*Excerpt to read:*
++++++
My SOP is that the night before a trip, each and every battery coming along gets charged, no matter what. I keep a running list of the batteries, status, and charging outlet locations to preserve my sanity:




I posted this list to the Whatsapp group we were doing all the planning on. Apparently whYME's night was no less harried, as he responded asking what the heck my camera was doing in the microwave and why I had both a milchig and fleishig GoPro ;D.

I think we were secretly happy to be bound for the warm Icelandic weather, as this is what NY was like the morning we left:




A couple of hours later I met up with whYME at JFK and proceeded to check in, where they threw the book at us and weighed our carry-ons. [whYME] You make it sound so simple :). I arrived at the airport before SF, but I had to wait for him before checking in so we could transfer some weight from his bag to mine. It's kind of interesting standing outside the departures area and watching people, you're just standing there twiddling your thumbs and everyone else is running around like a madman. After what felt like an hour and a half (it was only 20 minutes) Something Fishy finally showed up. Now the real fun began, as I'm sure anyone who's ever needed to transfer weight between suitcases in the airport can attest. Eventually we were all done and headed to the checkout counter. Luckily there was no line as we were already running quite a bit later than we had planned. Even though we were each carrying a huge camera backpack, we had packed only the valuables inside for the trip in case this very thing happens. Luckily we were within the weight limit, and even luckier, they didn't double check the size of the bags.

[whYME] Going through TSA with Something Fishy when he's wearing his boats boots can be quite the experience. You should've seen the look on those TSA agents' faces when he put his boots on the belt (no precheck by Icelandair :(). One of them even said "wow, I have never seen such big boots in my life!" and called her friends over to have a look at them.

Our original plan was to hang out in the lounge for a while until the flight, but since we were already so late we headed straight for the gate. It turns out there was no need to have rushed. The boarding was delayed a little and we were just standing at the gate for a 1/2 hour.
++++++
*Recorded data:*
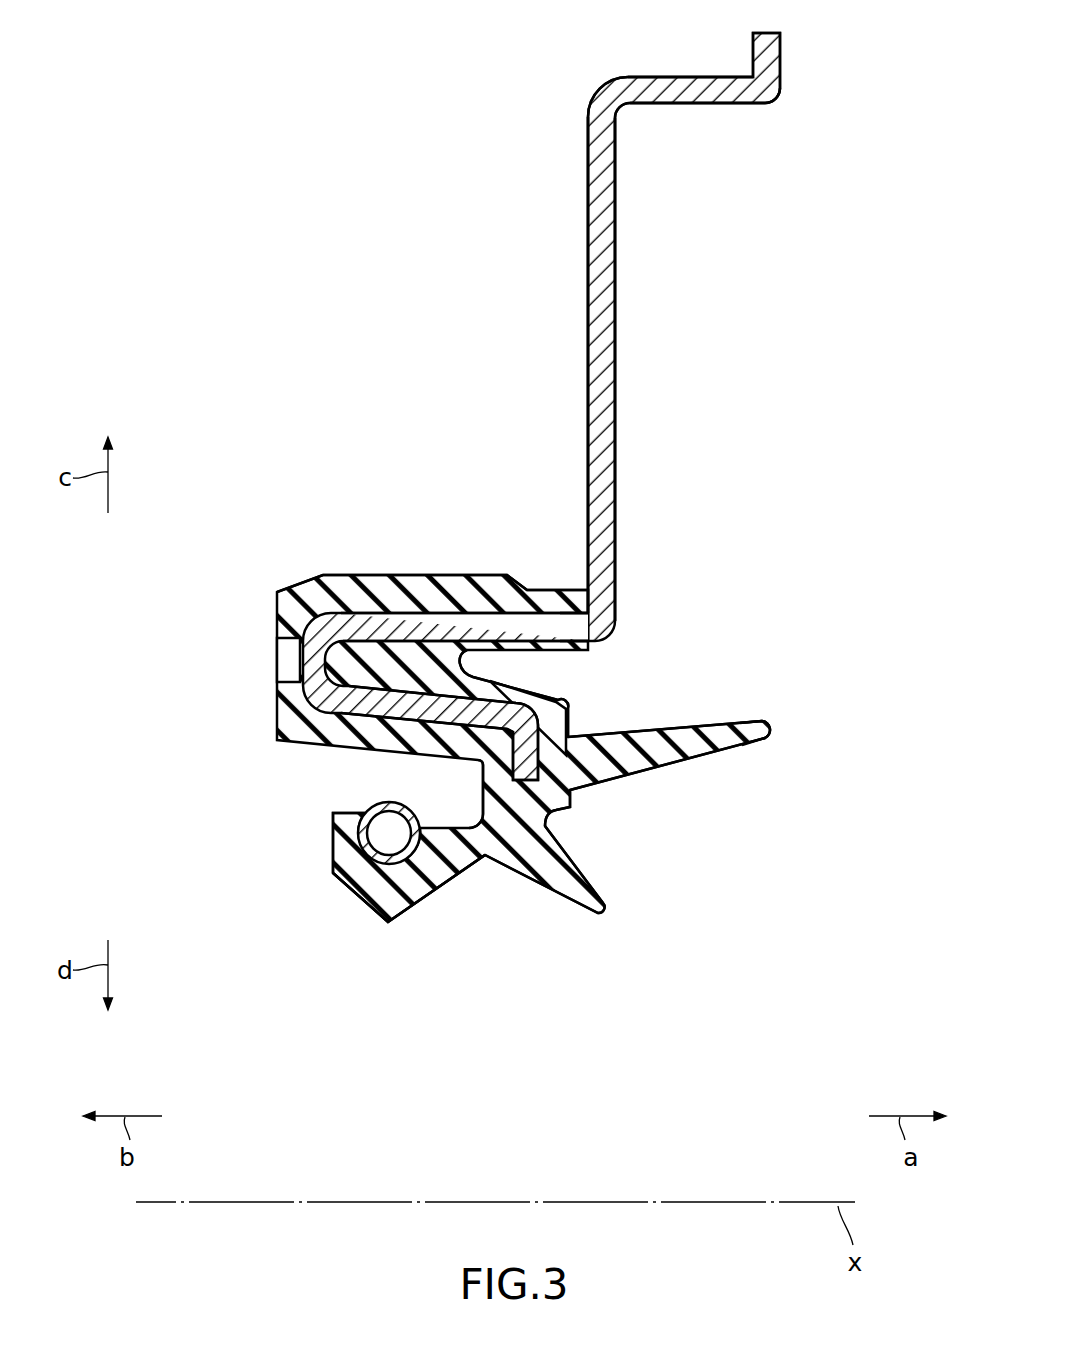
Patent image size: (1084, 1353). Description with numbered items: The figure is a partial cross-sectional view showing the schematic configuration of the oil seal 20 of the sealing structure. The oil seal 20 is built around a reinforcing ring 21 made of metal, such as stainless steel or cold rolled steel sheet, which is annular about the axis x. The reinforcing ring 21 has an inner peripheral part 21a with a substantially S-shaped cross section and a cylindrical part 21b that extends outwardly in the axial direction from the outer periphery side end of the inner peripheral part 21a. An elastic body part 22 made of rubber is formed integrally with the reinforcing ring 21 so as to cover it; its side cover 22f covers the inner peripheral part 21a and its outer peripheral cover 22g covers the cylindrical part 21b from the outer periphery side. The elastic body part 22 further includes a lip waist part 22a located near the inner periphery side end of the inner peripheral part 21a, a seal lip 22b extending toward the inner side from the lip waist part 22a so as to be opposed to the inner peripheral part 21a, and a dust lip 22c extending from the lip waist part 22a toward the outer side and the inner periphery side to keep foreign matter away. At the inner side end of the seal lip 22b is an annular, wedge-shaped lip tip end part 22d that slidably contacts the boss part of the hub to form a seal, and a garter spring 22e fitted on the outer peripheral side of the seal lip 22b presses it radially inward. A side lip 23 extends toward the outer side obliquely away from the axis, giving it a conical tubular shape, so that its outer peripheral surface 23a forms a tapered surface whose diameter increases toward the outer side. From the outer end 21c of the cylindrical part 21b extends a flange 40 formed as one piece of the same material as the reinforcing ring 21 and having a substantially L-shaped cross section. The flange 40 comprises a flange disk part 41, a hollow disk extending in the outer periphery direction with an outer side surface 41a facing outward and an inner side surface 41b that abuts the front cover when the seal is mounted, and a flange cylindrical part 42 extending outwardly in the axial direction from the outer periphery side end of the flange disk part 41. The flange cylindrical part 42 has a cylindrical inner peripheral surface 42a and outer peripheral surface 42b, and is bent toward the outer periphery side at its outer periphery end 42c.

The oil seal 20 is at (418, 66).
The reinforcing ring 21 is at (395, 430).
The inner peripheral part 21a is at (405, 688).
The cylindrical part 21b is at (430, 610).
The outer end 21c is at (582, 620).
The elastic body part 22 is at (274, 852).
The lip waist part 22a is at (526, 804).
The seal lip 22b is at (348, 926).
The dust lip 22c is at (533, 868).
The lip tip end part 22d is at (390, 917).
The garter spring 22e is at (384, 810).
The side cover 22f is at (287, 712).
The outer peripheral cover 22g is at (322, 577).
The side lip 23 is at (712, 779).
The outer peripheral surface 23a is at (706, 724).
The flange 40 is at (838, 318).
The flange disk part 41 is at (630, 386).
The outer side surface 41a is at (616, 310).
The inner side surface 41b is at (588, 302).
The flange cylindrical part 42 is at (718, 122).
The inner peripheral surface 42a is at (655, 105).
The outer peripheral surface 42b is at (725, 78).
The outer periphery end 42c is at (776, 98).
++++++
*Required actions:*
(1) Answer these from the trip report, one line each:
(a) At which airport did the two travelers meet?
(b) What did one TSA agent say about the boots?
(c) How long were they left standing at the gate?
(2) Turn the trip report's paragraph that begins "A couple of hours later I met up with whYME" into a short bulleted list that keeps its main facts.

*Solutions to the problems:*
(1)
(a) JFK
(b) "wow, I have never seen such big boots in my life!"
(c) A half hour

(2)
- whYME and Something Fishy met at JFK, where the airline weighed their carry-ons.
- whYME got there first and waited about 20 minutes (it felt like an hour and a half) so they could move weight from Something Fishy's bag to his.
- Shifting weight between the bags was a hassle, but they finished, and there was no line at the counter, which helped since they were running late.
- Each carried a large camera backpack packed with only valuables in case of a weight check.
- They were within the weight limit, and the bags' size wasn't checked.